• _Exercise_
Return the whole listing, line for line, without the pictures in it.

Records
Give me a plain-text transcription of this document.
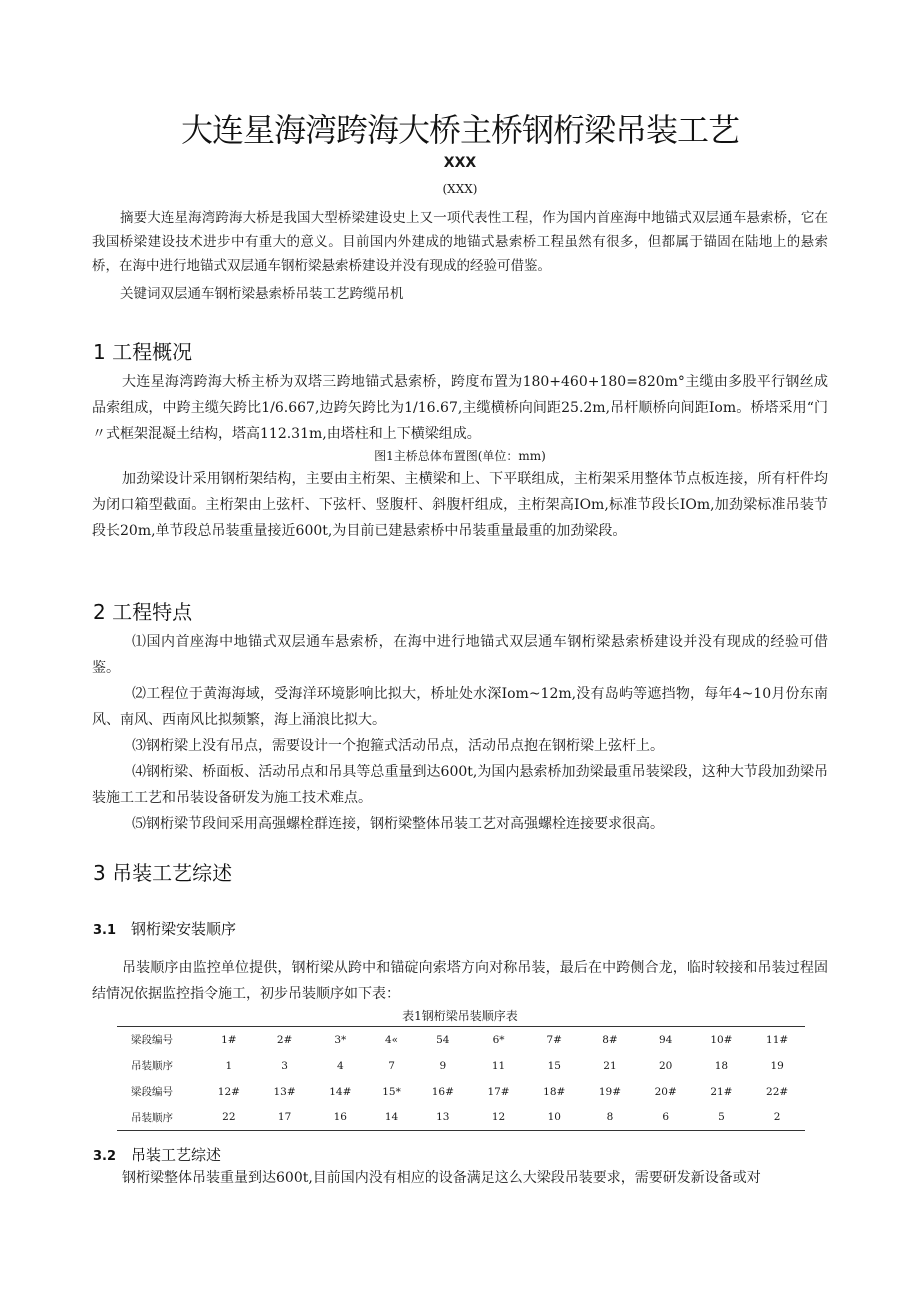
大连星海湾跨海大桥主桥钢桁梁吊装工艺
XXX
(XXX)

摘要大连星海湾跨海大桥是我国大型桥梁建设史上又一项代表性工程，作为国内首座海中地锚式双层通车悬索桥，它在我国桥梁建设技术进步中有重大的意义。目前国内外建成的地锚式悬索桥工程虽然有很多，但都属于锚固在陆地上的悬索桥，在海中进行地锚式双层通车钢桁梁悬索桥建设并没有现成的经验可借鉴。

关键词双层通车钢桁梁悬索桥吊装工艺跨缆吊机

1 工程概况

大连星海湾跨海大桥主桥为双塔三跨地锚式悬索桥，跨度布置为180+460+180=820m°主缆由多股平行钢丝成品索组成，中跨主缆矢跨比1/6.667,边跨矢跨比为1/16.67,主缆横桥向间距25.2m,吊杆顺桥向间距Iom。桥塔采用“门〃式框架混凝土结构，塔高112.31m,由塔柱和上下横梁组成。

图1主桥总体布置图(单位：mm)

加劲梁设计采用钢桁架结构，主要由主桁架、主横梁和上、下平联组成，主桁架采用整体节点板连接，所有杆件均为闭口箱型截面。主桁架由上弦杆、下弦杆、竖腹杆、斜腹杆组成，主桁架高IOm,标准节段长IOm,加劲梁标准吊装节段长20m,单节段总吊装重量接近600t,为目前已建悬索桥中吊装重量最重的加劲梁段。

2 工程特点
⑴国内首座海中地锚式双层通车悬索桥，在海中进行地锚式双层通车钢桁梁悬索桥建设并没有现成的经验可借鉴。
⑵工程位于黄海海域，受海洋环境影响比拟大，桥址处水深Iom~12m,没有岛屿等遮挡物，每年4~10月份东南风、南风、西南风比拟频繁，海上涌浪比拟大。
⑶钢桁梁上没有吊点，需要设计一个抱箍式活动吊点，活动吊点抱在钢桁梁上弦杆上。
⑷钢桁梁、桥面板、活动吊点和吊具等总重量到达600t,为国内悬索桥加劲梁最重吊装梁段，这种大节段加劲梁吊装施工工艺和吊装设备研发为施工技术难点。
⑸钢桁梁节段间采用高强螺栓群连接，钢桁梁整体吊装工艺对高强螺栓连接要求很高。
3 吊装工艺综述
3.1 钢桁梁安装顺序

吊装顺序由监控单位提供，钢桁梁从跨中和锚碇向索塔方向对称吊装，最后在中跨侧合龙，临时较接和吊装过程固结情况依据监控指令施工，初步吊装顺序如下表：

表1钢桁梁吊装顺序表

梁段编号	1#	2#	3*	4«	54	6*	7#	8#	94	10#	11#
吊装顺序	1	3	4	7	9	11	15	21	20	18	19
梁段编号	12#	13#	14#	15*	16#	17#	18#	19#	20#	21#	22#
吊装顺序	22	17	16	14	13	12	10	8	6	5	2
3.2 吊装工艺综述

钢桁梁整体吊装重量到达600t,目前国内没有相应的设备满足这么大梁段吊装要求，需要研发新设备或对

• _Response below_
Give me a plain-text transcription of this document.
大连星海湾跨海大桥主桥钢桁梁吊装工艺
XXX
(XXX)

摘要大连星海湾跨海大桥是我国大型桥梁建设史上又一项代表性工程，作为国内首座海中地锚式双层通车悬索桥，它在我国桥梁建设技术进步中有重大的意义。目前国内外建成的地锚式悬索桥工程虽然有很多，但都属于锚固在陆地上的悬索桥，在海中进行地锚式双层通车钢桁梁悬索桥建设并没有现成的经验可借鉴。

关键词双层通车钢桁梁悬索桥吊装工艺跨缆吊机

1 工程概况

大连星海湾跨海大桥主桥为双塔三跨地锚式悬索桥，跨度布置为180+460+180=820m°主缆由多股平行钢丝成品索组成，中跨主缆矢跨比1/6.667,边跨矢跨比为1/16.67,主缆横桥向间距25.2m,吊杆顺桥向间距Iom。桥塔采用“门〃式框架混凝土结构，塔高112.31m,由塔柱和上下横梁组成。

图1主桥总体布置图(单位：mm)

加劲梁设计采用钢桁架结构，主要由主桁架、主横梁和上、下平联组成，主桁架采用整体节点板连接，所有杆件均为闭口箱型截面。主桁架由上弦杆、下弦杆、竖腹杆、斜腹杆组成，主桁架高IOm,标准节段长IOm,加劲梁标准吊装节段长20m,单节段总吊装重量接近600t,为目前已建悬索桥中吊装重量最重的加劲梁段。

2 工程特点
⑴国内首座海中地锚式双层通车悬索桥，在海中进行地锚式双层通车钢桁梁悬索桥建设并没有现成的经验可借鉴。
⑵工程位于黄海海域，受海洋环境影响比拟大，桥址处水深Iom~12m,没有岛屿等遮挡物，每年4~10月份东南风、南风、西南风比拟频繁，海上涌浪比拟大。
⑶钢桁梁上没有吊点，需要设计一个抱箍式活动吊点，活动吊点抱在钢桁梁上弦杆上。
⑷钢桁梁、桥面板、活动吊点和吊具等总重量到达600t,为国内悬索桥加劲梁最重吊装梁段，这种大节段加劲梁吊装施工工艺和吊装设备研发为施工技术难点。
⑸钢桁梁节段间采用高强螺栓群连接，钢桁梁整体吊装工艺对高强螺栓连接要求很高。
3 吊装工艺综述
3.1 钢桁梁安装顺序

吊装顺序由监控单位提供，钢桁梁从跨中和锚碇向索塔方向对称吊装，最后在中跨侧合龙，临时较接和吊装过程固结情况依据监控指令施工，初步吊装顺序如下表：

表1钢桁梁吊装顺序表

梁段编号	1#	2#	3*	4«	54	6*	7#	8#	94	10#	11#
吊装顺序	1	3	4	7	9	11	15	21	20	18	19
梁段编号	12#	13#	14#	15*	16#	17#	18#	19#	20#	21#	22#
吊装顺序	22	17	16	14	13	12	10	8	6	5	2
3.2 吊装工艺综述

钢桁梁整体吊装重量到达600t,目前国内没有相应的设备满足这么大梁段吊装要求，需要研发新设备或对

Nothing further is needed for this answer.